GOAL OF THE EXERCISE -
Read the records and write them out again exactly.

*** STORED ROWS ***

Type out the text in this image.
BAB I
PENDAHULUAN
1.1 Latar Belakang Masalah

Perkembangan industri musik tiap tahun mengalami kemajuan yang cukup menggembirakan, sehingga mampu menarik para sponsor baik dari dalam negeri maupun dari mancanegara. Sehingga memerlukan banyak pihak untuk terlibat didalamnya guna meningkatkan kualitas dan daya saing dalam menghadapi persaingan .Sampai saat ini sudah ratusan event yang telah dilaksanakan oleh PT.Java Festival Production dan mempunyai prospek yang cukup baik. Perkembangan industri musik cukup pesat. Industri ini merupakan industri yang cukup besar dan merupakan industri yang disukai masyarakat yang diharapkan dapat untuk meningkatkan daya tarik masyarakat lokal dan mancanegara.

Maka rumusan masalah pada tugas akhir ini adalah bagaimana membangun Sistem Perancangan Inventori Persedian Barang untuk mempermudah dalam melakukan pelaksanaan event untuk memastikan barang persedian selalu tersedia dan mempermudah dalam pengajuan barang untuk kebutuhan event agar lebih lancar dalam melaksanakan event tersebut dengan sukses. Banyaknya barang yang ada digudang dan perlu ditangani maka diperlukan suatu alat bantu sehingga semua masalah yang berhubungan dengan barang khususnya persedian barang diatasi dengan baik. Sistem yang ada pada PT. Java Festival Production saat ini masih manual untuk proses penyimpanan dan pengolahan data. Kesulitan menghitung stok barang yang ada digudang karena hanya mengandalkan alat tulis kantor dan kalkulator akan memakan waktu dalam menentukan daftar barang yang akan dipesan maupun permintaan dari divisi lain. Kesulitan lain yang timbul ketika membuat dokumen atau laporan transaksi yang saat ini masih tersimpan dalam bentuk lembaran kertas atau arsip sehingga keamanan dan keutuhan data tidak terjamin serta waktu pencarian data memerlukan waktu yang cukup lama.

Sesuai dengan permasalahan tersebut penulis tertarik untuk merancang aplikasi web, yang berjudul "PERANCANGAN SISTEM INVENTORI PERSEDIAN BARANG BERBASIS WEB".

***

COMPLETE ANSWER -
Type out the text in this image.
BAB I
PENDAHULUAN
1.1 Latar Belakang Masalah

Perkembangan industri musik tiap tahun mengalami kemajuan yang cukup menggembirakan, sehingga mampu menarik para sponsor baik dari dalam negeri maupun dari mancanegara. Sehingga memerlukan banyak pihak untuk terlibat didalamnya guna meningkatkan kualitas dan daya saing dalam menghadapi persaingan .Sampai saat ini sudah ratusan event yang telah dilaksanakan oleh PT.Java Festival Production dan mempunyai prospek yang cukup baik. Perkembangan industri musik cukup pesat. Industri ini merupakan industri yang cukup besar dan merupakan industri yang disukai masyarakat yang diharapkan dapat untuk meningkatkan daya tarik masyarakat lokal dan mancanegara.

Maka rumusan masalah pada tugas akhir ini adalah bagaimana membangun Sistem Perancangan Inventori Persedian Barang untuk mempermudah dalam melakukan pelaksanaan event untuk memastikan barang persedian selalu tersedia dan mempermudah dalam pengajuan barang untuk kebutuhan event agar lebih lancar dalam melaksanakan event tersebut dengan sukses. Banyaknya barang yang ada digudang dan perlu ditangani maka diperlukan suatu alat bantu sehingga semua masalah yang berhubungan dengan barang khususnya persedian barang diatasi dengan baik. Sistem yang ada pada PT. Java Festival Production saat ini masih manual untuk proses penyimpanan dan pengolahan data. Kesulitan menghitung stok barang yang ada digudang karena hanya mengandalkan alat tulis kantor dan kalkulator akan memakan waktu dalam menentukan daftar barang yang akan dipesan maupun permintaan dari divisi lain. Kesulitan lain yang timbul ketika membuat dokumen atau laporan transaksi yang saat ini masih tersimpan dalam bentuk lembaran kertas atau arsip sehingga keamanan dan keutuhan data tidak terjamin serta waktu pencarian data memerlukan waktu yang cukup lama.

Sesuai dengan permasalahan tersebut penulis tertarik untuk merancang aplikasi web, yang berjudul "PERANCANGAN SISTEM INVENTORI PERSEDIAN BARANG BERBASIS WEB".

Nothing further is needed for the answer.